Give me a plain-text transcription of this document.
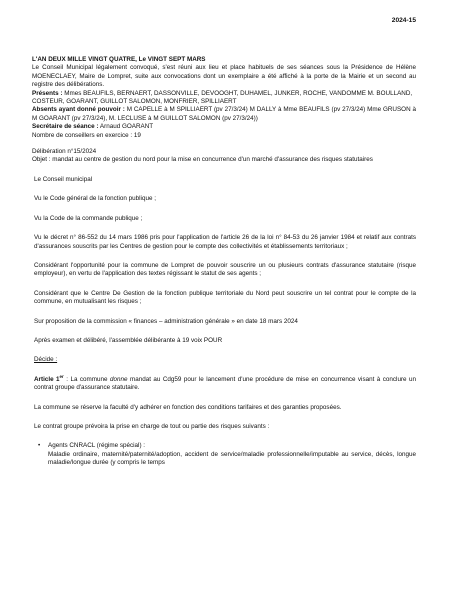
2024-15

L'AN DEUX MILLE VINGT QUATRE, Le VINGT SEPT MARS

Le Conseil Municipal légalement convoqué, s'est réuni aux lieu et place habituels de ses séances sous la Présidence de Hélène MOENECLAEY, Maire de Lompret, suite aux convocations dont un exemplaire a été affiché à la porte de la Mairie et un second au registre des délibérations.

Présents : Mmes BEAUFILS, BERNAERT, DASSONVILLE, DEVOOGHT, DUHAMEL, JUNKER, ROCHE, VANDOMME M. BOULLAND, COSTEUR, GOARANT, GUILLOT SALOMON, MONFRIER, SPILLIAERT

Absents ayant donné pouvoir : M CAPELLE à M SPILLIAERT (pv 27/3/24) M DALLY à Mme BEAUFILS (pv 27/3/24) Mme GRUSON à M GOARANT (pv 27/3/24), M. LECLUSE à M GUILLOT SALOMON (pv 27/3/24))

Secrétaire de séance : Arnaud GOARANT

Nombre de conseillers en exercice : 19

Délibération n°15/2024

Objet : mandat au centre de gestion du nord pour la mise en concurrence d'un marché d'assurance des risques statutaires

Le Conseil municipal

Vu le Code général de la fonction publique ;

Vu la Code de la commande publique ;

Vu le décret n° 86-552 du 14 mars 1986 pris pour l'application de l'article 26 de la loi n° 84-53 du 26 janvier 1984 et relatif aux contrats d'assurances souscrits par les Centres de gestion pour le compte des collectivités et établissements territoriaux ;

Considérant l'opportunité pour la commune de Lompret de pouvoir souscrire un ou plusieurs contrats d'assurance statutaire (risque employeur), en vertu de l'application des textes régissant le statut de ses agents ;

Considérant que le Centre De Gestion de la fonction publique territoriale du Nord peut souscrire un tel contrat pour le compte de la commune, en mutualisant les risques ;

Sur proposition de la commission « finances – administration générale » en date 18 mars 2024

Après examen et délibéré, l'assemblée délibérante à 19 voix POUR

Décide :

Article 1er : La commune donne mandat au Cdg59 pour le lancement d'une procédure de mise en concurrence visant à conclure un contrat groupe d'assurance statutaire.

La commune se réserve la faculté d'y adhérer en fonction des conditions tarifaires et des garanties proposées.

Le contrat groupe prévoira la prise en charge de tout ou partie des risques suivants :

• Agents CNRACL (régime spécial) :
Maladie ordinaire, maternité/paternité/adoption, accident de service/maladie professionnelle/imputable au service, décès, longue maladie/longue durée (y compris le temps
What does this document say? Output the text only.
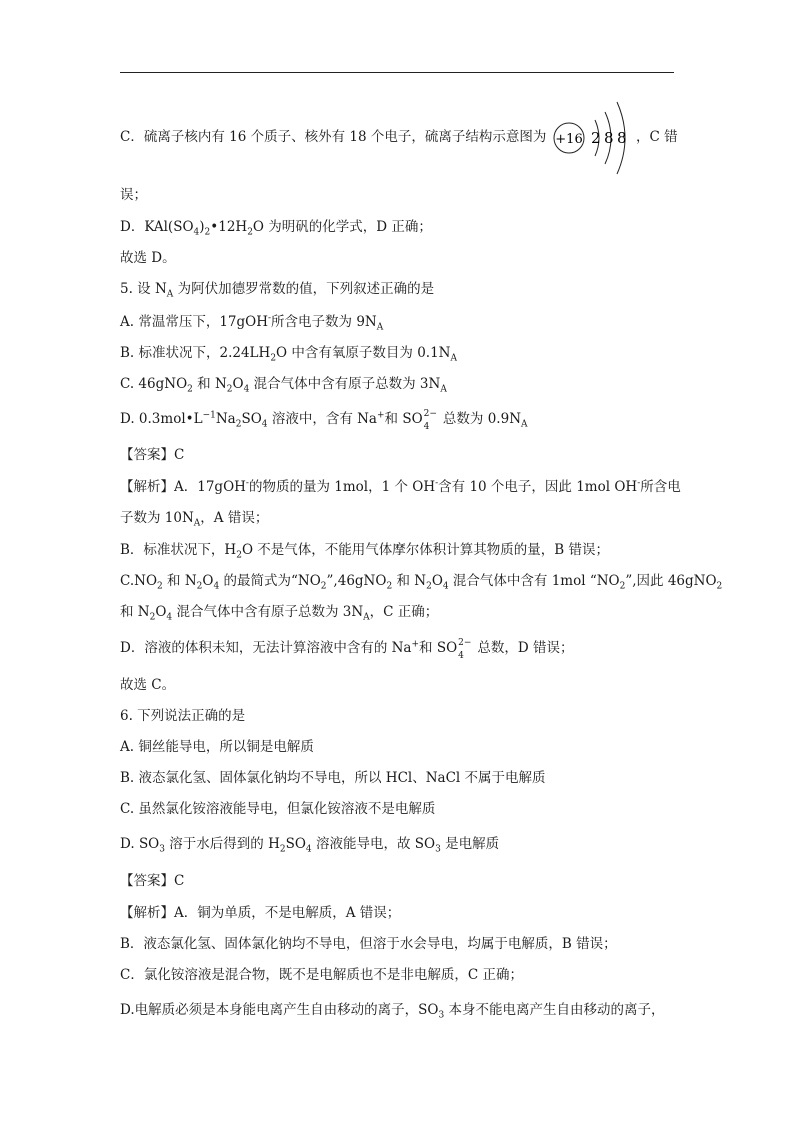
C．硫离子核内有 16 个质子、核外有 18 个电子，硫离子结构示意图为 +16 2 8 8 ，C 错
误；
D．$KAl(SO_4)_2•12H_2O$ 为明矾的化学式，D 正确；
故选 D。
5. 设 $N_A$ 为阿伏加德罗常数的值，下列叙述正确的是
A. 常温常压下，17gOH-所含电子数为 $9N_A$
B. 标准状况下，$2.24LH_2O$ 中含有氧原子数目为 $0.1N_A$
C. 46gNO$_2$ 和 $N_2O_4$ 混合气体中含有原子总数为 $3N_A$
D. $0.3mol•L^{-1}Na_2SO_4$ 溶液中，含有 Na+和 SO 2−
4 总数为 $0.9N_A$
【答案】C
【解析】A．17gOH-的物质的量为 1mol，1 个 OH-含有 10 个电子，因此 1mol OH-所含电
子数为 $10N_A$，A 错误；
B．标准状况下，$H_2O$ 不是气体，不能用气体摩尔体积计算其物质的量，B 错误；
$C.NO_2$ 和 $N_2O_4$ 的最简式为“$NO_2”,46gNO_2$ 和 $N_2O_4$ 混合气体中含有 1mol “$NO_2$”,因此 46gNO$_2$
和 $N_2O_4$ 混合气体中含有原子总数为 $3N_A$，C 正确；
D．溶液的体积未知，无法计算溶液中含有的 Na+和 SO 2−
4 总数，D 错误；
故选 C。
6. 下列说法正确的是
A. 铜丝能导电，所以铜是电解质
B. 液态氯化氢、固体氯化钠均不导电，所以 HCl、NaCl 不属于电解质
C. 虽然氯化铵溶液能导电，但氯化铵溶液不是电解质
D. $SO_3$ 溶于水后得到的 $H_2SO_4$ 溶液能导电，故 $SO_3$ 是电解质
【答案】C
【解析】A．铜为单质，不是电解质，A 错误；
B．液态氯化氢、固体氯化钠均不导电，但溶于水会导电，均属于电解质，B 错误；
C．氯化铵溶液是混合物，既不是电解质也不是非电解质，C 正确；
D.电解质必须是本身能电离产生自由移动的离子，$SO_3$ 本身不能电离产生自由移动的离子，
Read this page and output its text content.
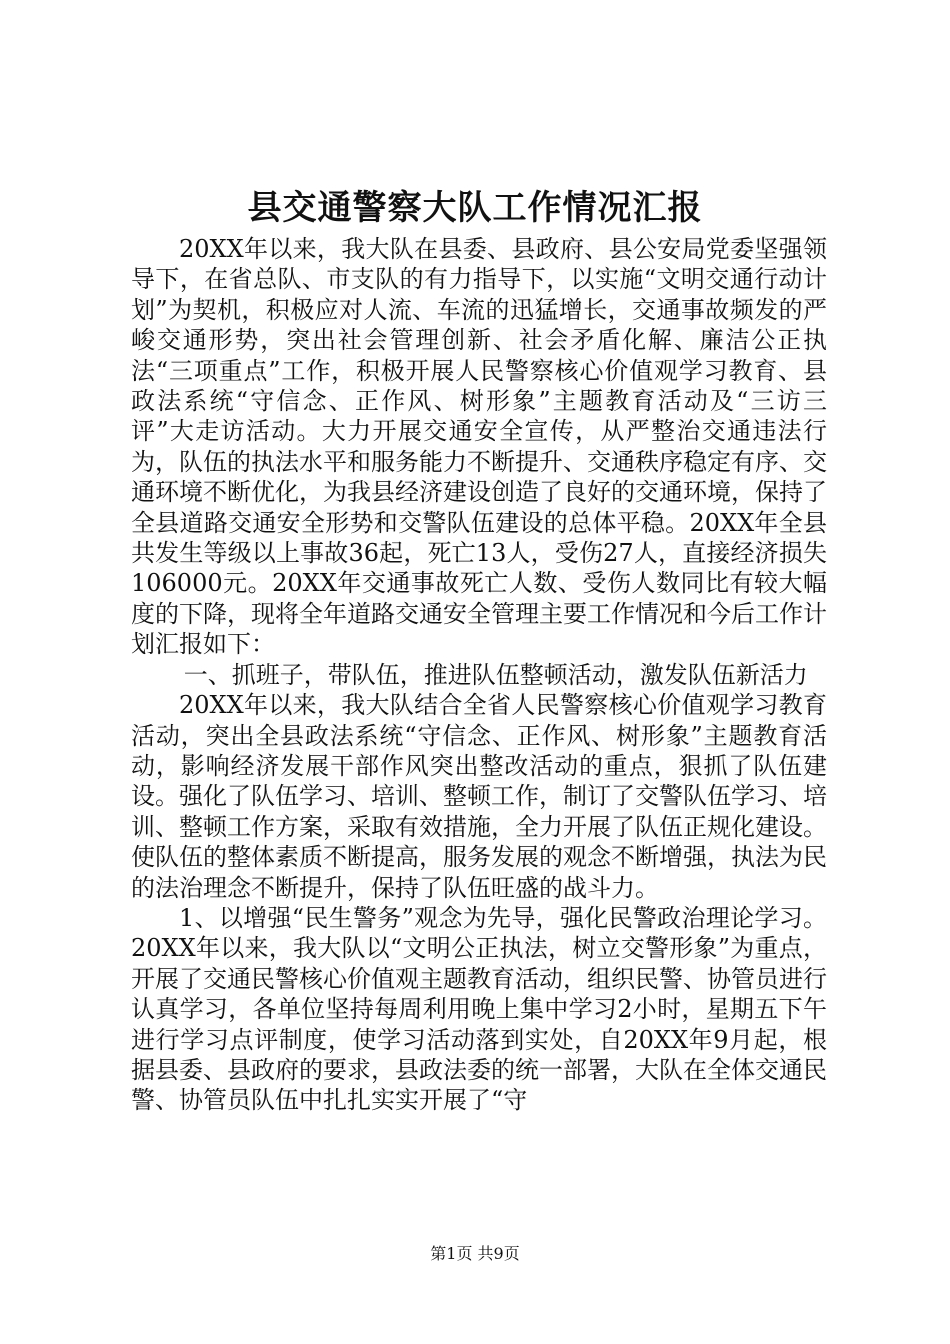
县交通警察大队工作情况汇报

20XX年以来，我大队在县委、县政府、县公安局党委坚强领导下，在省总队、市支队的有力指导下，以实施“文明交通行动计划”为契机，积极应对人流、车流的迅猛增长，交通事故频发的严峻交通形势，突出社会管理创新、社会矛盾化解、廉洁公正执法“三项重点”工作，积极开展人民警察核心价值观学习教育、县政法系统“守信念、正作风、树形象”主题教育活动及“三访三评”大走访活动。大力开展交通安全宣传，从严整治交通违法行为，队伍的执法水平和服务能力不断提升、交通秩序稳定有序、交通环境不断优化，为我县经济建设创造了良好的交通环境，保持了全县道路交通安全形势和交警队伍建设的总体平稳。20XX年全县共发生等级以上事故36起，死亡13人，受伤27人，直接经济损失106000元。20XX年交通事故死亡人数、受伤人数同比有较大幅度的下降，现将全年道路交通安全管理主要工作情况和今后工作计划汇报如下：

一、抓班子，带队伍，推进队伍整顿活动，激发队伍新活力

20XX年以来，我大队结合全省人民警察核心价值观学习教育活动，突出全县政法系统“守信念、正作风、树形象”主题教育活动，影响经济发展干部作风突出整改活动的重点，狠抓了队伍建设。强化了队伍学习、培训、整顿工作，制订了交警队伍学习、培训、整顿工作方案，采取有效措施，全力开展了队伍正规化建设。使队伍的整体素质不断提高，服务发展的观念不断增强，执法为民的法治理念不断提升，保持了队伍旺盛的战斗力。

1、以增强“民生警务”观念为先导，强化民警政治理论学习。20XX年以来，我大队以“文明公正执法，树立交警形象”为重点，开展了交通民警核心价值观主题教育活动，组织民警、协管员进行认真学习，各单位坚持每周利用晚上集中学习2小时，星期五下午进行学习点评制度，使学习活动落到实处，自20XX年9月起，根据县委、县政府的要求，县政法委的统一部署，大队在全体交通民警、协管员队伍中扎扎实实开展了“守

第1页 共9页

+++

» **EXERCISE DIRECTIONS**
In the records shown above, how many lines include the word "publique"? Answer with the number only.

» **THE REPLY**
3